[Dataset records start]
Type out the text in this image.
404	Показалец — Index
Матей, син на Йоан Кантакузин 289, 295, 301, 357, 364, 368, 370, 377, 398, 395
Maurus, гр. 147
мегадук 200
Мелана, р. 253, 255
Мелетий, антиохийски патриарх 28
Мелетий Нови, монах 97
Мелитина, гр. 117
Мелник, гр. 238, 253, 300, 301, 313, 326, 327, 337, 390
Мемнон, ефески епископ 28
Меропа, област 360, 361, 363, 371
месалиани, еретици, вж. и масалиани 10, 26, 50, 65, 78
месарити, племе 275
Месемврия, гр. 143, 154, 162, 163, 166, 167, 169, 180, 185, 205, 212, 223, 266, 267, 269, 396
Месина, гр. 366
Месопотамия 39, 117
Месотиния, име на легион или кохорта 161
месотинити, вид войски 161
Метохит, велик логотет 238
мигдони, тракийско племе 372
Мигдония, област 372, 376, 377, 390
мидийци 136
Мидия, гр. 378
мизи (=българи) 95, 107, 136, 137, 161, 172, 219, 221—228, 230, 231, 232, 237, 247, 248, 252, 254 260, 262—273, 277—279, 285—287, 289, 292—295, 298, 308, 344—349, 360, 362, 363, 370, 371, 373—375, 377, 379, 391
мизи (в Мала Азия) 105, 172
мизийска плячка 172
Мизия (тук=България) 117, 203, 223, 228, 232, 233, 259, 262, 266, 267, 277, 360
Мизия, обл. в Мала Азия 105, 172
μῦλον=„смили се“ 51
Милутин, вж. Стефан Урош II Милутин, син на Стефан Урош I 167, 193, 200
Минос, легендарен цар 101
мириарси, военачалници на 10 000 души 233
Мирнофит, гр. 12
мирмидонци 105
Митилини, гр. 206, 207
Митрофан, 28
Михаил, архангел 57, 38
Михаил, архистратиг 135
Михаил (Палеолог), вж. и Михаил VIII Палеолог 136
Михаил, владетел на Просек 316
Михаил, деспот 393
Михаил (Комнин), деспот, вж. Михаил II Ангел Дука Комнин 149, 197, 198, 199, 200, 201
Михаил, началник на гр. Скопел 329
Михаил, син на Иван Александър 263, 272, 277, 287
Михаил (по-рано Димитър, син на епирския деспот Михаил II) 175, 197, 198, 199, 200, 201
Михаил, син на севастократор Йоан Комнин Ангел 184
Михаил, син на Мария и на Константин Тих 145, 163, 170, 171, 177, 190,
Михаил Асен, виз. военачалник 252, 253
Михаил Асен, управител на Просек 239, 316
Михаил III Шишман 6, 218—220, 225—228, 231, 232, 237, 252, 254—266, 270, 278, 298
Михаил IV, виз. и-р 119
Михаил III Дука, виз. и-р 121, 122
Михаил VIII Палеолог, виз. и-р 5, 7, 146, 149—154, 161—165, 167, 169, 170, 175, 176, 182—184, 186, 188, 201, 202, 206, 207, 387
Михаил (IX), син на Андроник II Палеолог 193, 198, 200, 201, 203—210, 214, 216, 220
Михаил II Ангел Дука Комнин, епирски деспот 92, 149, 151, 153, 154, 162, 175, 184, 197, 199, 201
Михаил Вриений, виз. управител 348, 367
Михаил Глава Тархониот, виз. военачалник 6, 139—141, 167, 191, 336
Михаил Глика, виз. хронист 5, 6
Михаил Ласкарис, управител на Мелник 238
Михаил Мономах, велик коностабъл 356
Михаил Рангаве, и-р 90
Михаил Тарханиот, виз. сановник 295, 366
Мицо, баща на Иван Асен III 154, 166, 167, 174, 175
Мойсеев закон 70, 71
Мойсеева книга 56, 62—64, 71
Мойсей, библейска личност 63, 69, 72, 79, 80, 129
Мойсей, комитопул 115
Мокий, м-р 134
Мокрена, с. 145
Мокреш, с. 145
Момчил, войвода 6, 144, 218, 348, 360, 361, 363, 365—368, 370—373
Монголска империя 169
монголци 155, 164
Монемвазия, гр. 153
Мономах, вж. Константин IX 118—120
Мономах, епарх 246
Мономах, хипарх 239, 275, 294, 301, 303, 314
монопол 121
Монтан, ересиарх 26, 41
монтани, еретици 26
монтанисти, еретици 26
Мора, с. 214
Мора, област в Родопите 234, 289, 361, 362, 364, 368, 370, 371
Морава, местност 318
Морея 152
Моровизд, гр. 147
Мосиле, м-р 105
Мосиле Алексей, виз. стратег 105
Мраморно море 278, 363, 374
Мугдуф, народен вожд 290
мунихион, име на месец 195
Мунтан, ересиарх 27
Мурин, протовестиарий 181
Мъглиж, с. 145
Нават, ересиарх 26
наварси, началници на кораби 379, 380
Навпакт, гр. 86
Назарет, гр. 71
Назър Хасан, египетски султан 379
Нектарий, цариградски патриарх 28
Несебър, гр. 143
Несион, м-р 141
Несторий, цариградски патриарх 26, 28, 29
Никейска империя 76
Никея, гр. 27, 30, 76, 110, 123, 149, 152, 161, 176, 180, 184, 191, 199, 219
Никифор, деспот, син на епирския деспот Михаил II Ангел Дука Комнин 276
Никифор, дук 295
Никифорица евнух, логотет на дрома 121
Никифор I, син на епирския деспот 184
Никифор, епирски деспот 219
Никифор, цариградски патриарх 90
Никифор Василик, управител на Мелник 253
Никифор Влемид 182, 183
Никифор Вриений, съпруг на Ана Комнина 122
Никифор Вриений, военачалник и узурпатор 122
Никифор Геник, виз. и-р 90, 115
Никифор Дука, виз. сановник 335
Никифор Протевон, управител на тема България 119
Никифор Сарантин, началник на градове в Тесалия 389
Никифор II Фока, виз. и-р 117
[Dataset records end]
Your task is to transcribe the material exactly.

__Solved exercise__
Type out the text in this image.
404	Показалец — Index
Матей, син на Йоан Кантакузин 289, 295, 301, 357, 364, 368, 370, 377, 398, 395
Maurus, гр. 147
мегадук 200
Мелана, р. 253, 255
Мелетий, антиохийски патриарх 28
Мелетий Нови, монах 97
Мелитина, гр. 117
Мелник, гр. 238, 253, 300, 301, 313, 326, 327, 337, 390
Мемнон, ефески епископ 28
Меропа, област 360, 361, 363, 371
месалиани, еретици, вж. и масалиани 10, 26, 50, 65, 78
месарити, племе 275
Месемврия, гр. 143, 154, 162, 163, 166, 167, 169, 180, 185, 205, 212, 223, 266, 267, 269, 396
Месина, гр. 366
Месопотамия 39, 117
Месотиния, име на легион или кохорта 161
месотинити, вид войски 161
Метохит, велик логотет 238
мигдони, тракийско племе 372
Мигдония, област 372, 376, 377, 390
мидийци 136
Мидия, гр. 378
мизи (=българи) 95, 107, 136, 137, 161, 172, 219, 221—228, 230, 231, 232, 237, 247, 248, 252, 254 260, 262—273, 277—279, 285—287, 289, 292—295, 298, 308, 344—349, 360, 362, 363, 370, 371, 373—375, 377, 379, 391
мизи (в Мала Азия) 105, 172
мизийска плячка 172
Мизия (тук=България) 117, 203, 223, 228, 232, 233, 259, 262, 266, 267, 277, 360
Мизия, обл. в Мала Азия 105, 172
μῦλον=„смили се“ 51
Милутин, вж. Стефан Урош II Милутин, син на Стефан Урош I 167, 193, 200
Минос, легендарен цар 101
мириарси, военачалници на 10 000 души 233
Мирнофит, гр. 12
мирмидонци 105
Митилини, гр. 206, 207
Митрофан, 28
Михаил, архангел 57, 38
Михаил, архистратиг 135
Михаил (Палеолог), вж. и Михаил VIII Палеолог 136
Михаил, владетел на Просек 316
Михаил, деспот 393
Михаил (Комнин), деспот, вж. Михаил II Ангел Дука Комнин 149, 197, 198, 199, 200, 201
Михаил, началник на гр. Скопел 329
Михаил, син на Иван Александър 263, 272, 277, 287
Михаил (по-рано Димитър, син на епирския деспот Михаил II) 175, 197, 198, 199, 200, 201
Михаил, син на севастократор Йоан Комнин Ангел 184
Михаил, син на Мария и на Константин Тих 145, 163, 170, 171, 177, 190,
Михаил Асен, виз. военачалник 252, 253
Михаил Асен, управител на Просек 239, 316
Михаил III Шишман 6, 218—220, 225—228, 231, 232, 237, 252, 254—266, 270, 278, 298
Михаил IV, виз. и-р 119
Михаил III Дука, виз. и-р 121, 122
Михаил VIII Палеолог, виз. и-р 5, 7, 146, 149—154, 161—165, 167, 169, 170, 175, 176, 182—184, 186, 188, 201, 202, 206, 207, 387
Михаил (IX), син на Андроник II Палеолог 193, 198, 200, 201, 203—210, 214, 216, 220
Михаил II Ангел Дука Комнин, епирски деспот 92, 149, 151, 153, 154, 162, 175, 184, 197, 199, 201
Михаил Вриений, виз. управител 348, 367
Михаил Глава Тархониот, виз. военачалник 6, 139—141, 167, 191, 336
Михаил Глика, виз. хронист 5, 6
Михаил Ласкарис, управител на Мелник 238
Михаил Мономах, велик коностабъл 356
Михаил Рангаве, и-р 90
Михаил Тарханиот, виз. сановник 295, 366
Мицо, баща на Иван Асен III 154, 166, 167, 174, 175
Мойсеев закон 70, 71
Мойсеева книга 56, 62—64, 71
Мойсей, библейска личност 63, 69, 72, 79, 80, 129
Мойсей, комитопул 115
Мокий, м-р 134
Мокрена, с. 145
Мокреш, с. 145
Момчил, войвода 6, 144, 218, 348, 360, 361, 363, 365—368, 370—373
Монголска империя 169
монголци 155, 164
Монемвазия, гр. 153
Мономах, вж. Константин IX 118—120
Мономах, епарх 246
Мономах, хипарх 239, 275, 294, 301, 303, 314
монопол 121
Монтан, ересиарх 26, 41
монтани, еретици 26
монтанисти, еретици 26
Мора, с. 214
Мора, област в Родопите 234, 289, 361, 362, 364, 368, 370, 371
Морава, местност 318
Морея 152
Моровизд, гр. 147
Мосиле, м-р 105
Мосиле Алексей, виз. стратег 105
Мраморно море 278, 363, 374
Мугдуф, народен вожд 290
мунихион, име на месец 195
Мунтан, ересиарх 27
Мурин, протовестиарий 181
Мъглиж, с. 145
Нават, ересиарх 26
наварси, началници на кораби 379, 380
Навпакт, гр. 86
Назарет, гр. 71
Назър Хасан, египетски султан 379
Нектарий, цариградски патриарх 28
Несебър, гр. 143
Несион, м-р 141
Несторий, цариградски патриарх 26, 28, 29
Никейска империя 76
Никея, гр. 27, 30, 76, 110, 123, 149, 152, 161, 176, 180, 184, 191, 199, 219
Никифор, деспот, син на епирския деспот Михаил II Ангел Дука Комнин 276
Никифор, дук 295
Никифорица евнух, логотет на дрома 121
Никифор I, син на епирския деспот 184
Никифор, епирски деспот 219
Никифор, цариградски патриарх 90
Никифор Василик, управител на Мелник 253
Никифор Влемид 182, 183
Никифор Вриений, съпруг на Ана Комнина 122
Никифор Вриений, военачалник и узурпатор 122
Никифор Геник, виз. и-р 90, 115
Никифор Дука, виз. сановник 335
Никифор Протевон, управител на тема България 119
Никифор Сарантин, началник на градове в Тесалия 389
Никифор II Фока, виз. и-р 117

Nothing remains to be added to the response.